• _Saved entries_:
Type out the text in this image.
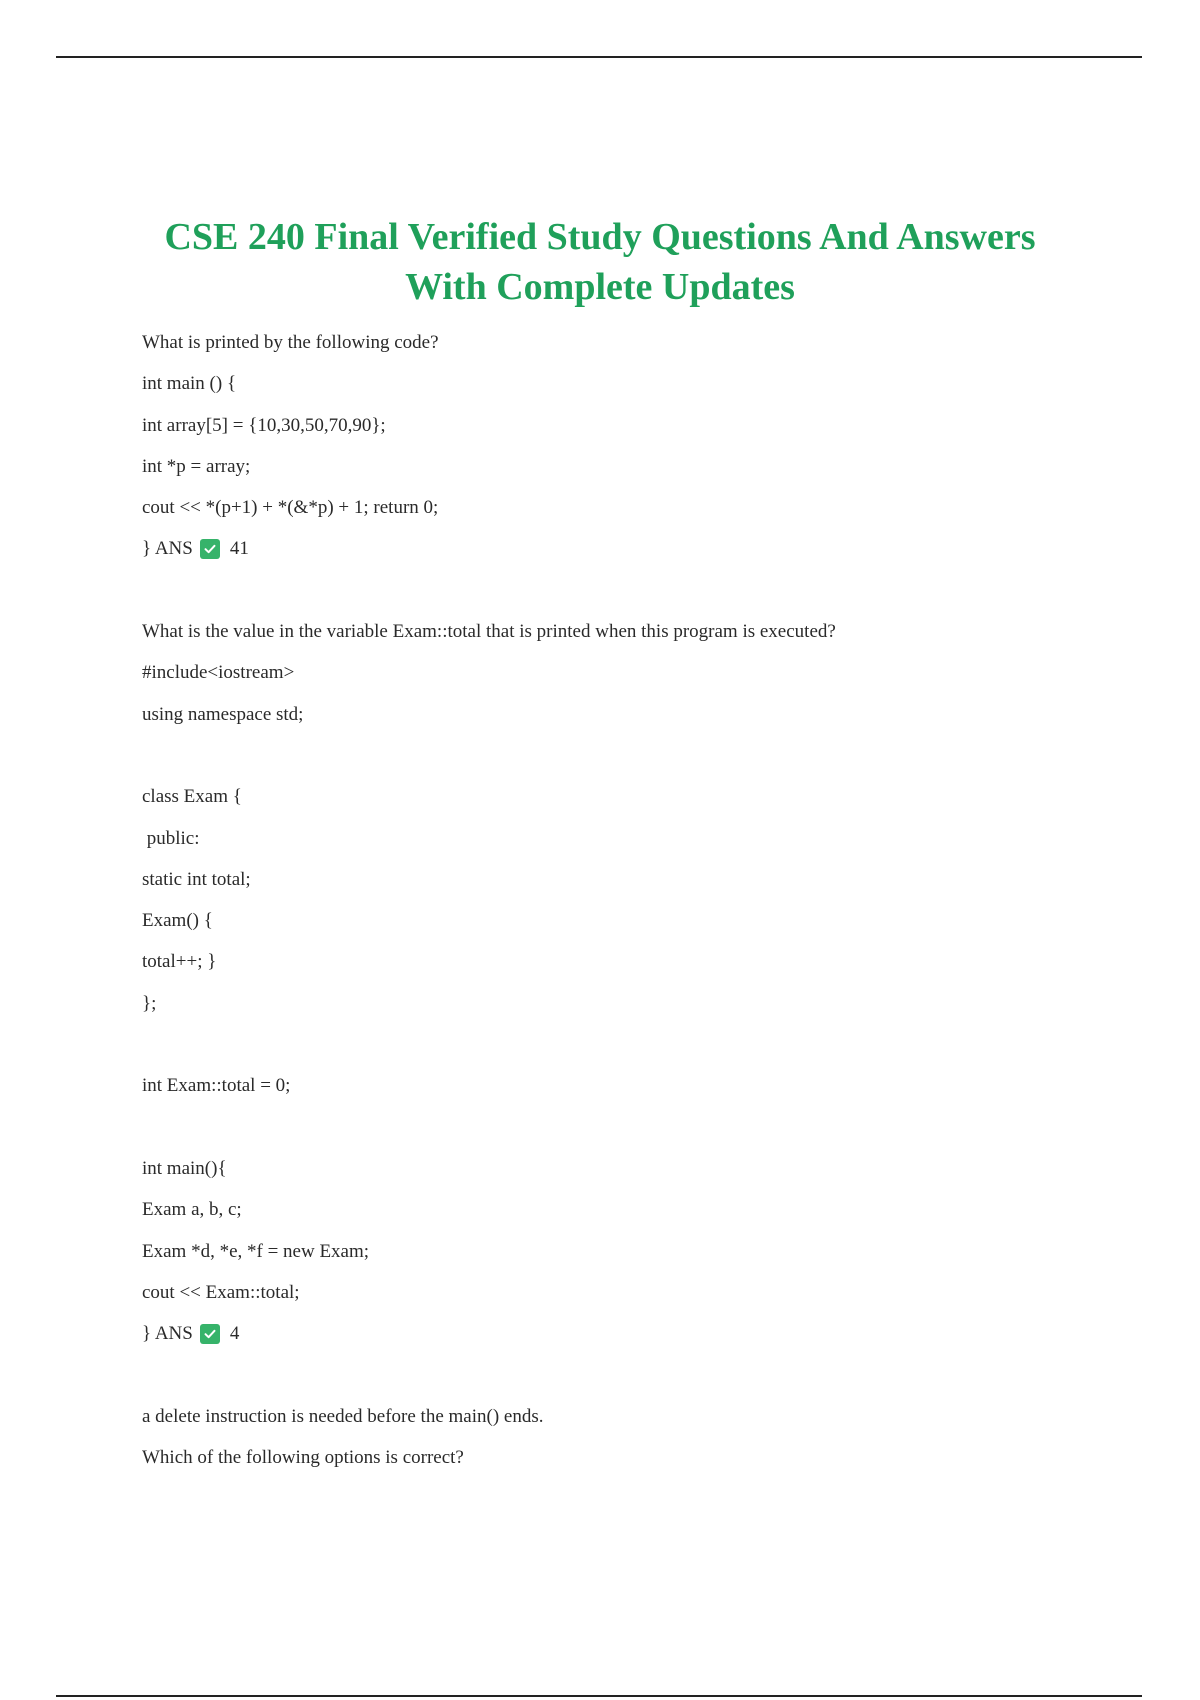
CSE 240 Final Verified Study Questions And Answers
With Complete Updates
What is printed by the following code?
int main () {
int array[5] = {10,30,50,70,90};
int *p = array;
cout << *(p+1) + *(&*p) + 1; return 0;
} ANS 41
What is the value in the variable Exam::total that is printed when this program is executed?
#include<iostream>
using namespace std;
class Exam {
public:
static int total;
Exam() {
total++; }
};
int Exam::total = 0;
int main(){
Exam a, b, c;
Exam *d, *e, *f = new Exam;
cout << Exam::total;
} ANS 4
a delete instruction is needed before the main() ends.
Which of the following options is correct?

• _What needs to be done_: Pictures are to be left out; the records above must be repeated word for word.

• _Task solution_:
Type out the text in this image.
CSE 240 Final Verified Study Questions And Answers
With Complete Updates
What is printed by the following code?
int main () {
int array[5] = {10,30,50,70,90};
int *p = array;
cout << *(p+1) + *(&*p) + 1; return 0;
} ANS 41
What is the value in the variable Exam::total that is printed when this program is executed?
#include<iostream>
using namespace std;
class Exam {
public:
static int total;
Exam() {
total++; }
};
int Exam::total = 0;
int main(){
Exam a, b, c;
Exam *d, *e, *f = new Exam;
cout << Exam::total;
} ANS 4
a delete instruction is needed before the main() ends.
Which of the following options is correct?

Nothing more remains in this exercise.